**Supplied data:**
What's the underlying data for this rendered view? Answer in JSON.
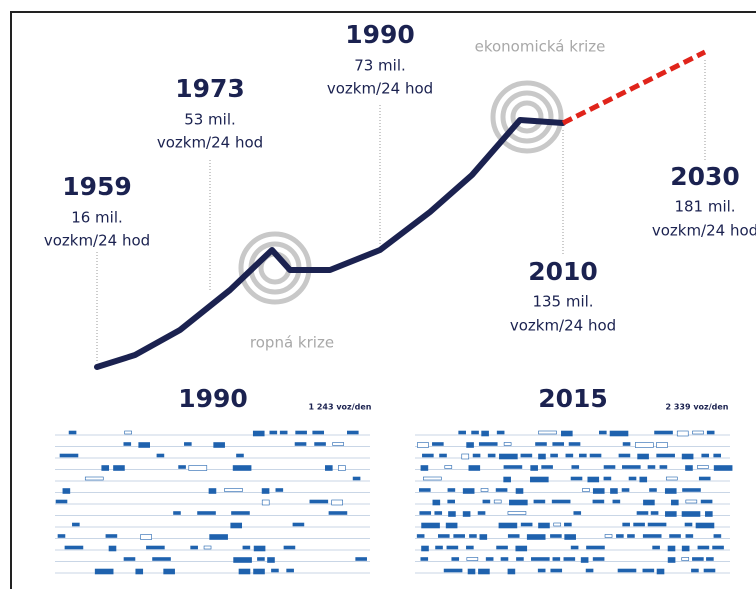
{
  "milestones": [
    {
      "year": "1959",
      "value": "16 mil.",
      "unit": "vozkm/24 hod"
    },
    {
      "year": "1973",
      "value": "53 mil.",
      "unit": "vozkm/24 hod"
    },
    {
      "year": "1990",
      "value": "73 mil.",
      "unit": "vozkm/24 hod"
    },
    {
      "year": "2010",
      "value": "135 mil.",
      "unit": "vozkm/24 hod"
    },
    {
      "year": "2030",
      "value": "181 mil.",
      "unit": "vozkm/24 hod"
    }
  ],
  "annotations": [
    "ropná krize",
    "ekonomická krize"
  ],
  "panels": [
    {
      "title": "1990",
      "note": "1 243 voz/den"
    },
    {
      "title": "2015",
      "note": "2 339 voz/den"
    }
  ]
}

**Work to be completed:**
Restate the records above in full, word for word. Keep pictures out.

**Task response:**
What's the underlying data for this rendered view? Answer in JSON.
{
  "milestones": [
    {
      "year": "1959",
      "value": "16 mil.",
      "unit": "vozkm/24 hod"
    },
    {
      "year": "1973",
      "value": "53 mil.",
      "unit": "vozkm/24 hod"
    },
    {
      "year": "1990",
      "value": "73 mil.",
      "unit": "vozkm/24 hod"
    },
    {
      "year": "2010",
      "value": "135 mil.",
      "unit": "vozkm/24 hod"
    },
    {
      "year": "2030",
      "value": "181 mil.",
      "unit": "vozkm/24 hod"
    }
  ],
  "annotations": [
    "ropná krize",
    "ekonomická krize"
  ],
  "panels": [
    {
      "title": "1990",
      "note": "1 243 voz/den"
    },
    {
      "title": "2015",
      "note": "2 339 voz/den"
    }
  ]
}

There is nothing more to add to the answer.